Copy every line of the following data that includes the string "Slope".

------------------------

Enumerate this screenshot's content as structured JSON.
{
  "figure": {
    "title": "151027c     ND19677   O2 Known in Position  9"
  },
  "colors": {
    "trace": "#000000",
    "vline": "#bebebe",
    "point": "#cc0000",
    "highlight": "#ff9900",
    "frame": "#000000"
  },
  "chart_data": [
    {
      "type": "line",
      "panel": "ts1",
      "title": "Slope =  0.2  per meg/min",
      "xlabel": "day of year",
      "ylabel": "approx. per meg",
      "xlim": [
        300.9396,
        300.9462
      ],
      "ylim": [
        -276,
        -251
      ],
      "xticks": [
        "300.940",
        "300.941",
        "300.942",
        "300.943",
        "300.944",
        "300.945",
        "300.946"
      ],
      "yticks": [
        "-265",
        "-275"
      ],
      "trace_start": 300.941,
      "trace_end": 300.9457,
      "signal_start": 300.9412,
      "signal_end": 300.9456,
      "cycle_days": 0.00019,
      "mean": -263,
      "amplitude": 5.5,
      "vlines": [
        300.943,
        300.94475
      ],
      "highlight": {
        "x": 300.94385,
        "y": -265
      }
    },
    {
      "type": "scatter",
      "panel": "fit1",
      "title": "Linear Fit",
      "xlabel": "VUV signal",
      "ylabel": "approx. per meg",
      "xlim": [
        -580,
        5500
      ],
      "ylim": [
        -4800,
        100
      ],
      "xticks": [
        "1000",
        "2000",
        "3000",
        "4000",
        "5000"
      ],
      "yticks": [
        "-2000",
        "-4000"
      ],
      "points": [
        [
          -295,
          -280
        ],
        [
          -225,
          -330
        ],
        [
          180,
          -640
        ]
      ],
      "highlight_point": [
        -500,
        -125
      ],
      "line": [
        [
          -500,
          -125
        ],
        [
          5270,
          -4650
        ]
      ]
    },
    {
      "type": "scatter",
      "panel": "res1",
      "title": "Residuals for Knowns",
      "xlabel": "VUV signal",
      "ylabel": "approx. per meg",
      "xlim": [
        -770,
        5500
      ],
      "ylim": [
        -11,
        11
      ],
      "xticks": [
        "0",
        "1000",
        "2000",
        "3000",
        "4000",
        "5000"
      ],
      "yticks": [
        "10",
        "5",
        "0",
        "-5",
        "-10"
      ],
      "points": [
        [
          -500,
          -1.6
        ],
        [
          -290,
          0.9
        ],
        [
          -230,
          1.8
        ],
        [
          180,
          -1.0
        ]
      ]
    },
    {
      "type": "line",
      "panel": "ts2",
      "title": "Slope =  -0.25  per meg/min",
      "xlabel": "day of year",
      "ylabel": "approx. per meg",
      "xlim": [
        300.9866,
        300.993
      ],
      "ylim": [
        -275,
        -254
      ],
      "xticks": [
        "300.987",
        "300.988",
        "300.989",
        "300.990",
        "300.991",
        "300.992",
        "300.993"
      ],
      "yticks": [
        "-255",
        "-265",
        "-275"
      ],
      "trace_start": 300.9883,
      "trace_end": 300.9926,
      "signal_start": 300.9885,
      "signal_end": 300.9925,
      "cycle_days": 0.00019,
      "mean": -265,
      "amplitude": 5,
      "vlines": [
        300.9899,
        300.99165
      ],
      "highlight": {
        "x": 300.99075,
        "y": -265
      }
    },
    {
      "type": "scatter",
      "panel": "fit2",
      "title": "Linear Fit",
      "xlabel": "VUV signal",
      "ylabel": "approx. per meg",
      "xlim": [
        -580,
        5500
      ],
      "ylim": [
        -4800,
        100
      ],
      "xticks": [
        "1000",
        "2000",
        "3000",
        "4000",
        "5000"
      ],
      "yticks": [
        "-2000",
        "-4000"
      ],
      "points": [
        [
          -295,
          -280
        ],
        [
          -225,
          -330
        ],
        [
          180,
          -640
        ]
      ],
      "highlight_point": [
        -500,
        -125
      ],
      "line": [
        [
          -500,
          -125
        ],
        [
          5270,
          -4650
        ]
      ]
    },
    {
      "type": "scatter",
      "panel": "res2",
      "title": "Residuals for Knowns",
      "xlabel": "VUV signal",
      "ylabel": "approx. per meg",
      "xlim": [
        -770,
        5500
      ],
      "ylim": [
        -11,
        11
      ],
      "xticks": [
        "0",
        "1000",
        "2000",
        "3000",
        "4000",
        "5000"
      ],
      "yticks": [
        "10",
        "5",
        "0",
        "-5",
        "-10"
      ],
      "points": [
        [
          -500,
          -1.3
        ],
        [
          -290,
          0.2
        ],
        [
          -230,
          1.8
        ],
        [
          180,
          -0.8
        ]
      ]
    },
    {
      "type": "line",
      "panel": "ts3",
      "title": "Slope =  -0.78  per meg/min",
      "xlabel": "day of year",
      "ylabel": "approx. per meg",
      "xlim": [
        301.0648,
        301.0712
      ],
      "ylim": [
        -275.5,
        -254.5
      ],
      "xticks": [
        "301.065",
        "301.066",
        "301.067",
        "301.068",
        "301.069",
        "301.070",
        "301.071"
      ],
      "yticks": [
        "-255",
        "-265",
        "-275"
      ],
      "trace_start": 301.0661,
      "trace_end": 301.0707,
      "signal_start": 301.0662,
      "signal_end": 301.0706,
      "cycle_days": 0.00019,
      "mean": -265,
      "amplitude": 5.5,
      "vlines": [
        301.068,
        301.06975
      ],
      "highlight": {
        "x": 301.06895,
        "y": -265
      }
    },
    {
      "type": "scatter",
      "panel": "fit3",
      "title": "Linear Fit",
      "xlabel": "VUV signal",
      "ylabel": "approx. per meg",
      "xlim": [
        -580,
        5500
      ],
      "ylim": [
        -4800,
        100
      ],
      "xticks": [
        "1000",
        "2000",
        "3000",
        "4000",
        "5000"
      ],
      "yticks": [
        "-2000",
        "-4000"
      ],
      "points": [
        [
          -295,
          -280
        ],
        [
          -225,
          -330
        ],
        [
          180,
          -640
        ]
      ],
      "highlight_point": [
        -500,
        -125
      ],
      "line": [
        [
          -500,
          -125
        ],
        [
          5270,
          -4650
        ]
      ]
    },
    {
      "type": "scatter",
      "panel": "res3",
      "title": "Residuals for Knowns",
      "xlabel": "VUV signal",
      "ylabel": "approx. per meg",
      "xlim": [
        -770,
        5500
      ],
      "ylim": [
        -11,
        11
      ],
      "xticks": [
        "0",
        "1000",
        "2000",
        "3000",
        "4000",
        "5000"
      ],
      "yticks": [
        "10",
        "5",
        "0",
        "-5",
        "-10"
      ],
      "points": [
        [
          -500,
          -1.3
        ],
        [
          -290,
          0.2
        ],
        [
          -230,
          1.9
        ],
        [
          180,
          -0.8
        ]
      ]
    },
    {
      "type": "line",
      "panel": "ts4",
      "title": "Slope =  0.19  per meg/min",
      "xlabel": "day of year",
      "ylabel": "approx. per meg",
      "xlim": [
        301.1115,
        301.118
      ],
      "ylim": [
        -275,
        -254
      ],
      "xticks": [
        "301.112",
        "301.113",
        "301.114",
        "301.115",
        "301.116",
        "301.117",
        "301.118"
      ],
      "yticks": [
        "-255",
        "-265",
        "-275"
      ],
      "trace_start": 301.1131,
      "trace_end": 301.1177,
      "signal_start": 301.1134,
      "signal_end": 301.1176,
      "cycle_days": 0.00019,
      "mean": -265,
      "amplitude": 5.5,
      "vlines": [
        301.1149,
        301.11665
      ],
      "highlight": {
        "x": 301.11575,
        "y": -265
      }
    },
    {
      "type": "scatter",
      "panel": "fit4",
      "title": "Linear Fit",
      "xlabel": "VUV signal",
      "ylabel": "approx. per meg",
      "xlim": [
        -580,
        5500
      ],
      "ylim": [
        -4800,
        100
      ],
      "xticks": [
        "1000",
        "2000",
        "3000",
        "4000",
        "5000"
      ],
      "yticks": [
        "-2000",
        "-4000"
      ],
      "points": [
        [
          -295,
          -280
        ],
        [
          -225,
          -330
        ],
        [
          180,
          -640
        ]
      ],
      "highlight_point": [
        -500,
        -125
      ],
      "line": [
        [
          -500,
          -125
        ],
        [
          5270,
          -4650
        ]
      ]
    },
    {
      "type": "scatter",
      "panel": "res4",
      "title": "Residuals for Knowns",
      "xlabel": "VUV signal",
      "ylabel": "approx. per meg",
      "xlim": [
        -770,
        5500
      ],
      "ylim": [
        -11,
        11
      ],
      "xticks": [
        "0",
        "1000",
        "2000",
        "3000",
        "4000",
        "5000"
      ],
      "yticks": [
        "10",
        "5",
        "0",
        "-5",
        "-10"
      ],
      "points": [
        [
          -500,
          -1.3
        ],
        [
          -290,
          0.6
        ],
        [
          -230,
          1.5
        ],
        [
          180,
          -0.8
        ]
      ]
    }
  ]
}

------------------------

## Task solution
      "title": "Slope =  0.2  per meg/min",
      "title": "Slope =  -0.25  per meg/min",
      "title": "Slope =  -0.78  per meg/min",
      "title": "Slope =  0.19  per meg/min",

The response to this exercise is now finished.